Work required: Count each line below that has "Light" anywhere in it. Answer with the total alone.

Rows from a dataset:
....................
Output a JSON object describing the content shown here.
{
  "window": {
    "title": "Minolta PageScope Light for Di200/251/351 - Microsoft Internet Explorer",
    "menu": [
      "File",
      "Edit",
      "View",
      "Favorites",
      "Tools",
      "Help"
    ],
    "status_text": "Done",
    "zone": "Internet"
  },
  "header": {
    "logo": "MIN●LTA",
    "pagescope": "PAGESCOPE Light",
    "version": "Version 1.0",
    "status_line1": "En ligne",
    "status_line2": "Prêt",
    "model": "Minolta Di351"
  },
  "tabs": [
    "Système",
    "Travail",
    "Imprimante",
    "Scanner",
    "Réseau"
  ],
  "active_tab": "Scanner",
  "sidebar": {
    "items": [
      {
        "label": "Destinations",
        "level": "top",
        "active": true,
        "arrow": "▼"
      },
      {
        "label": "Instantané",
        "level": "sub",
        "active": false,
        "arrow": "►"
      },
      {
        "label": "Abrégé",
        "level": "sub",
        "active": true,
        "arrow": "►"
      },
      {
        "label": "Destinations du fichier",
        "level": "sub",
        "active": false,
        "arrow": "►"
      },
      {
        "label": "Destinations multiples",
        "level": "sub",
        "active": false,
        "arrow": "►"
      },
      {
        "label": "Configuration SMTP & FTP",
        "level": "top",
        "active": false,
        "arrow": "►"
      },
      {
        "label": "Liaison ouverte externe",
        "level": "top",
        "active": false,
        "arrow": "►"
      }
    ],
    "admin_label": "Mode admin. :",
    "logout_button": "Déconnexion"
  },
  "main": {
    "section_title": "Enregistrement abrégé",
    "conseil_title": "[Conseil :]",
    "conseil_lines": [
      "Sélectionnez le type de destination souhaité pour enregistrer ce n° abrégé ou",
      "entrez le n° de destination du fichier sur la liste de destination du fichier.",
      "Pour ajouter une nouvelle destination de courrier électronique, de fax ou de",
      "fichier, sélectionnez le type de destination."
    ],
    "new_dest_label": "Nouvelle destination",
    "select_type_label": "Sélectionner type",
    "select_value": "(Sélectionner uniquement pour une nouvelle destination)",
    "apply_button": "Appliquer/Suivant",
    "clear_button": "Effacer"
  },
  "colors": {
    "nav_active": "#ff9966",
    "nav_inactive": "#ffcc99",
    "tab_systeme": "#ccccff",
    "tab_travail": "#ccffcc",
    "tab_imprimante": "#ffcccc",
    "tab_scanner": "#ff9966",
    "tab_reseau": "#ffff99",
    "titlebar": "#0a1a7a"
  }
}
....................
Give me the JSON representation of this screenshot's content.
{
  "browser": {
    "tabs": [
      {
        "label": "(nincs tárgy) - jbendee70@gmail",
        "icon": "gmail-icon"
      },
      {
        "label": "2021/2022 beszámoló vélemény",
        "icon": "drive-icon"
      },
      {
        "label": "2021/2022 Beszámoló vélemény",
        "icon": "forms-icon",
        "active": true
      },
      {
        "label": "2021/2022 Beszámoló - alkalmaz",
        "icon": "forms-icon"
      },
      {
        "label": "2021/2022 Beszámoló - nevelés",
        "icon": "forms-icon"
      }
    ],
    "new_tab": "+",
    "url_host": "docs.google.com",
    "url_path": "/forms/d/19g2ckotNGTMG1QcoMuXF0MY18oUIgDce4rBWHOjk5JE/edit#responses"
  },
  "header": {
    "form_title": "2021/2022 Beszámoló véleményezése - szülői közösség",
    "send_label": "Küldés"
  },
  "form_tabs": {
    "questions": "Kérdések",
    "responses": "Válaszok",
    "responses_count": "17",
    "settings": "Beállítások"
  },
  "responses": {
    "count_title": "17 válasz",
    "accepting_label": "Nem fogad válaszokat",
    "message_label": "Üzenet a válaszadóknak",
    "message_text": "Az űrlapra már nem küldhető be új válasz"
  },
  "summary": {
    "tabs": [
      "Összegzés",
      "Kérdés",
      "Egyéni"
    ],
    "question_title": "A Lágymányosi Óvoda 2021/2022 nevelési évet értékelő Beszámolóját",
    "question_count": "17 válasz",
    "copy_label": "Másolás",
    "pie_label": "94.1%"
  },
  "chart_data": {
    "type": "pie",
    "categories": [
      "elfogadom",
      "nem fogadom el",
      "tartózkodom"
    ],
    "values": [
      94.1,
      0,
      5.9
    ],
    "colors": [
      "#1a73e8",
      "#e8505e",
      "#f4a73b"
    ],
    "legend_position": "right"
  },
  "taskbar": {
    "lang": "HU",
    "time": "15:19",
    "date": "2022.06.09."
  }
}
....................
Worked solution: 2